- _Work required_
For the records below, say how many lines contain the string "structured". Give the number only.

- _Supplied records_

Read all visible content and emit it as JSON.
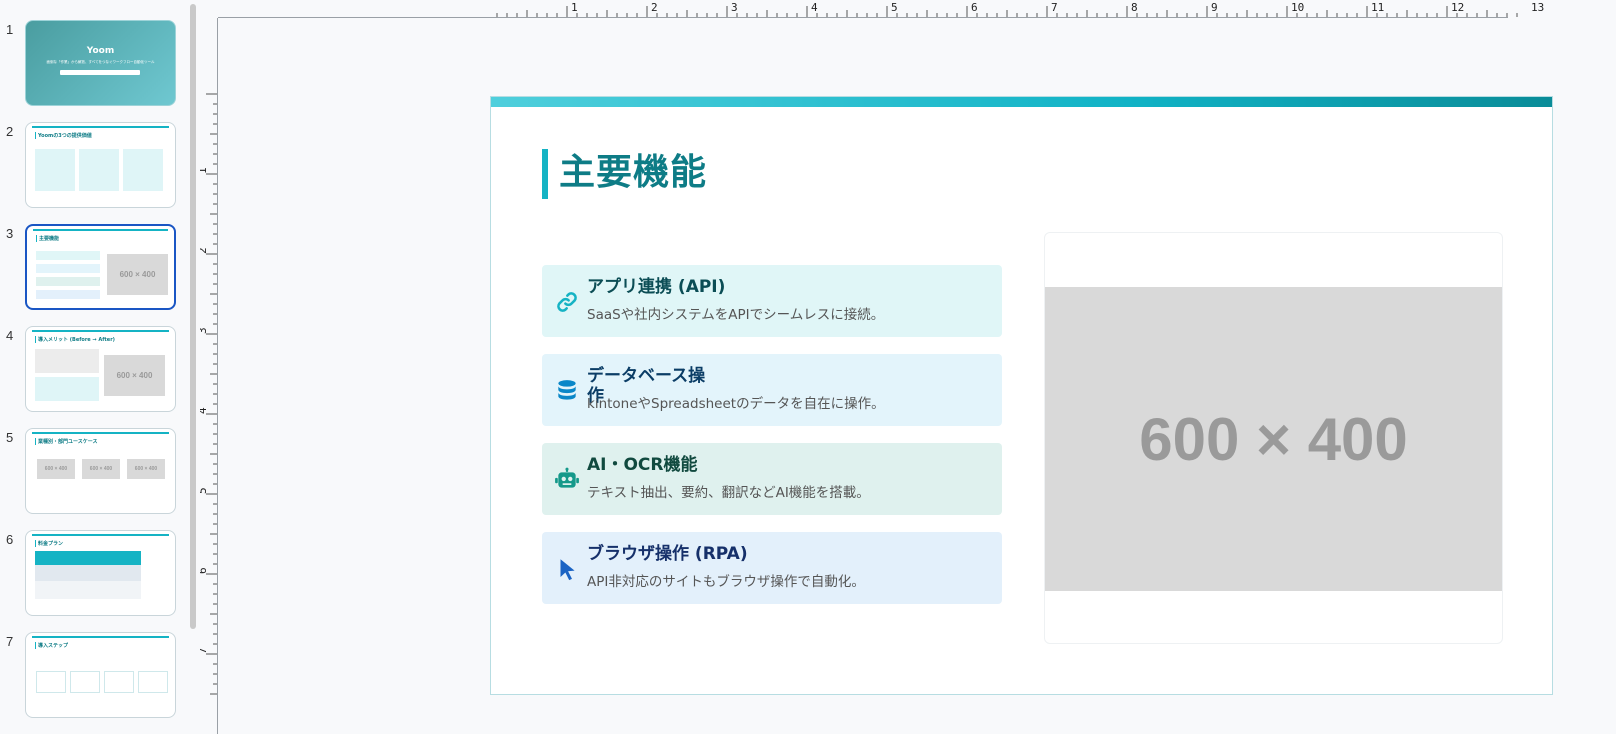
{
  "thumbnails": [
    {
      "num": "1",
      "title": "Yoom",
      "subtitle": "面倒な「作業」から解放、すべてをつなぐワークフロー自動化ツール"
    },
    {
      "num": "2",
      "title": "Yoomの3つの提供価値"
    },
    {
      "num": "3",
      "title": "主要機能",
      "placeholder": "600 × 400"
    },
    {
      "num": "4",
      "title": "導入メリット (Before → After)",
      "placeholder": "600 × 400"
    },
    {
      "num": "5",
      "title": "業種別・部門ユースケース",
      "placeholder": "600 × 400"
    },
    {
      "num": "6",
      "title": "料金プラン"
    },
    {
      "num": "7",
      "title": "導入ステップ"
    }
  ],
  "selected_slide": "3",
  "ruler": {
    "horizontal": [
      "1",
      "2",
      "3",
      "4",
      "5",
      "6",
      "7",
      "8",
      "9",
      "10",
      "11",
      "12",
      "13"
    ],
    "vertical": [
      "1",
      "2",
      "3",
      "4",
      "5",
      "6",
      "7"
    ]
  },
  "slide": {
    "title": "主要機能",
    "features": [
      {
        "icon": "link-icon",
        "title": "アプリ連携 (API)",
        "desc": "SaaSや社内システムをAPIでシームレスに接続。",
        "bg": "#e0f6f7",
        "color": "#0b4d55",
        "icon_color": "#15b3c4"
      },
      {
        "icon": "database-icon",
        "title": "データベース操作",
        "desc": "kintoneやSpreadsheetのデータを自在に操作。",
        "bg": "#e3f4fb",
        "color": "#0b3d66",
        "icon_color": "#0a87c8"
      },
      {
        "icon": "robot-icon",
        "title": "AI・OCR機能",
        "desc": "テキスト抽出、要約、翻訳などAI機能を搭載。",
        "bg": "#dff1ee",
        "color": "#114a3f",
        "icon_color": "#15998a"
      },
      {
        "icon": "cursor-icon",
        "title": "ブラウザ操作 (RPA)",
        "desc": "API非対応のサイトもブラウザ操作で自動化。",
        "bg": "#e3f0fb",
        "color": "#16306a",
        "icon_color": "#1a63c4"
      }
    ],
    "image_placeholder": "600 × 400"
  }
}
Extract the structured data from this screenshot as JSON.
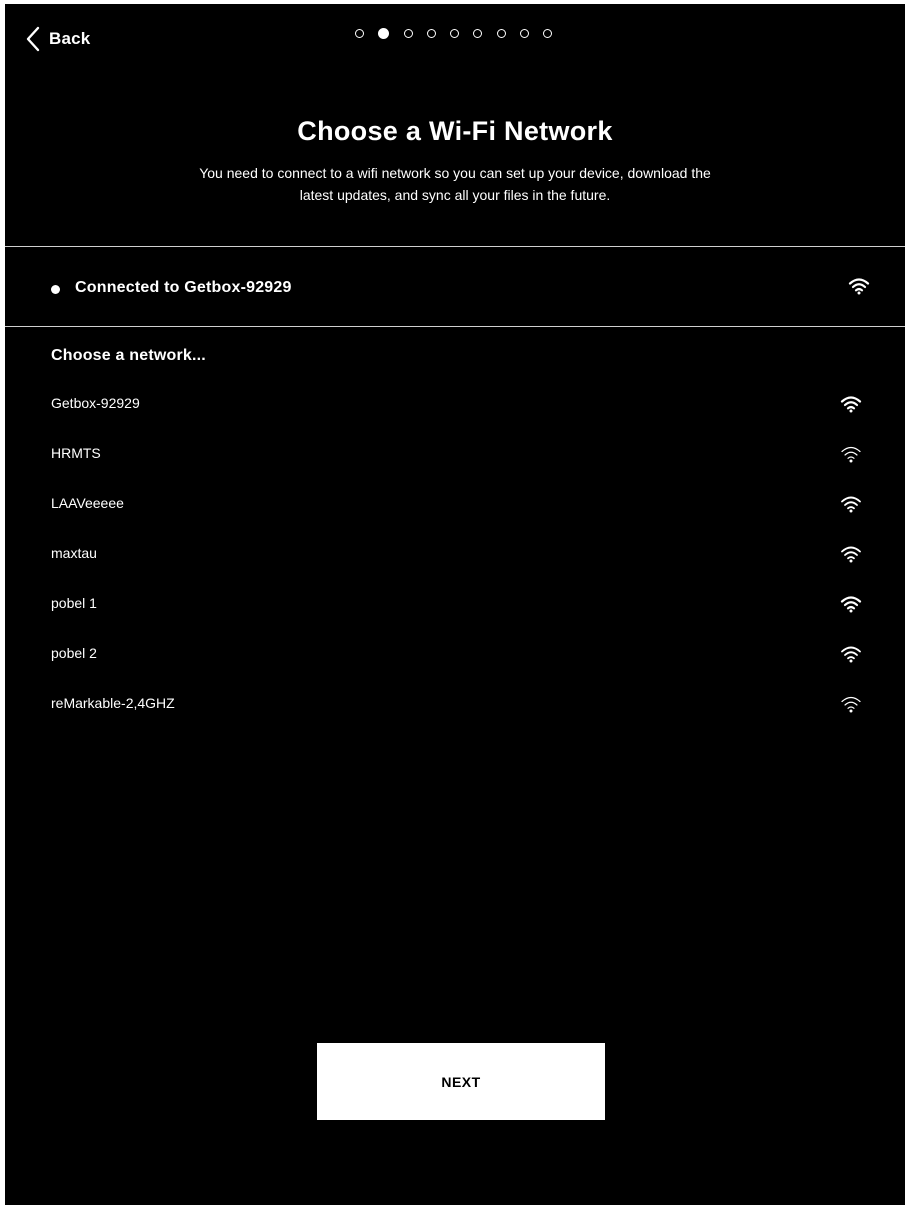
{
  "header": {
    "back_label": "Back",
    "back_icon": "chevron-left-icon",
    "progress": {
      "total_steps": 9,
      "current_step": 2
    }
  },
  "title": "Choose a Wi-Fi Network",
  "subtitle_line1": "You need to connect to a wifi network so you can set up your device, download the",
  "subtitle_line2": "latest updates, and sync all your files in the future.",
  "connection": {
    "label": "Connected to Getbox-92929",
    "status_icon": "connected-dot-icon",
    "signal_icon": "wifi-signal-icon",
    "signal_level": "strong"
  },
  "networks_heading": "Choose a network...",
  "networks": [
    {
      "name": "Getbox-92929",
      "signal_level": "strong",
      "icon": "wifi-signal-icon"
    },
    {
      "name": "HRMTS",
      "signal_level": "weak",
      "icon": "wifi-signal-icon"
    },
    {
      "name": "LAAVeeeee",
      "signal_level": "medium",
      "icon": "wifi-signal-icon"
    },
    {
      "name": "maxtau",
      "signal_level": "medium",
      "icon": "wifi-signal-icon"
    },
    {
      "name": "pobel 1",
      "signal_level": "strong",
      "icon": "wifi-signal-icon"
    },
    {
      "name": "pobel 2",
      "signal_level": "medium",
      "icon": "wifi-signal-icon"
    },
    {
      "name": "reMarkable-2,4GHZ",
      "signal_level": "weak",
      "icon": "wifi-signal-icon"
    }
  ],
  "next_button_label": "NEXT",
  "colors": {
    "background": "#000000",
    "foreground": "#ffffff",
    "divider": "#cfcfcf"
  }
}
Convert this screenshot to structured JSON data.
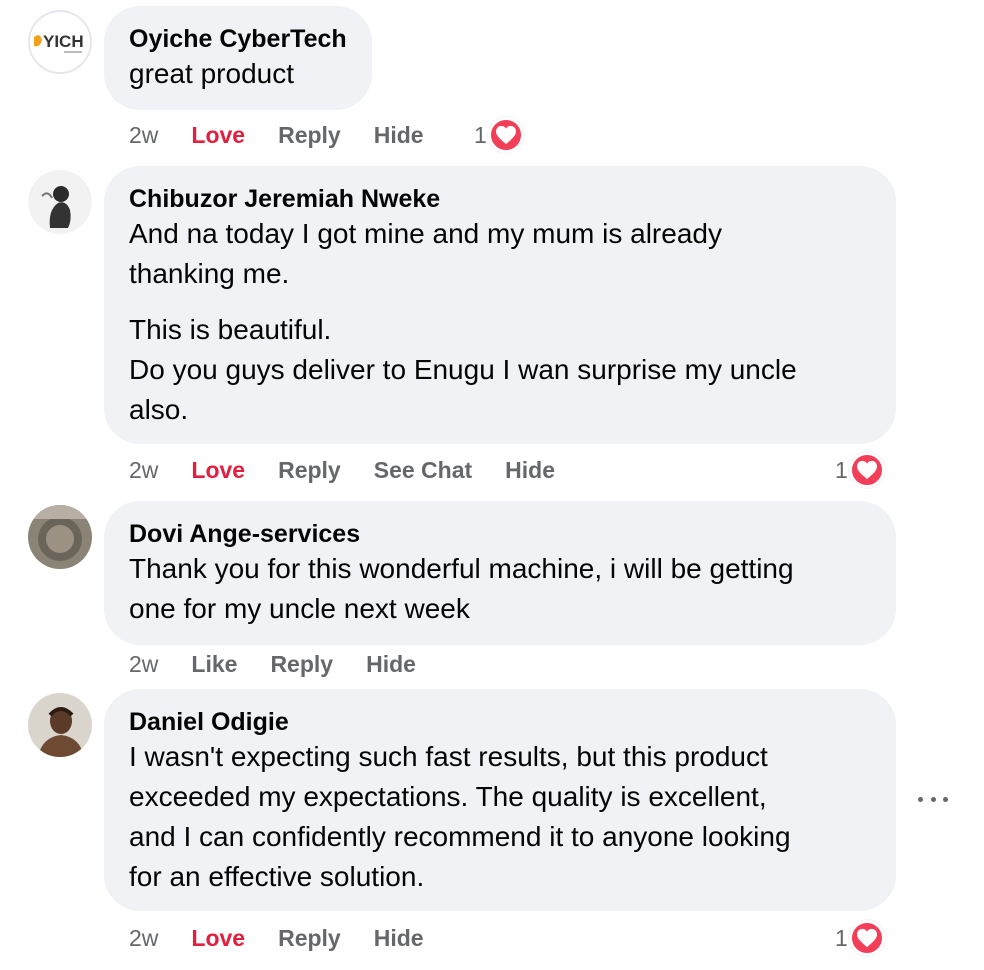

- _Task output_
2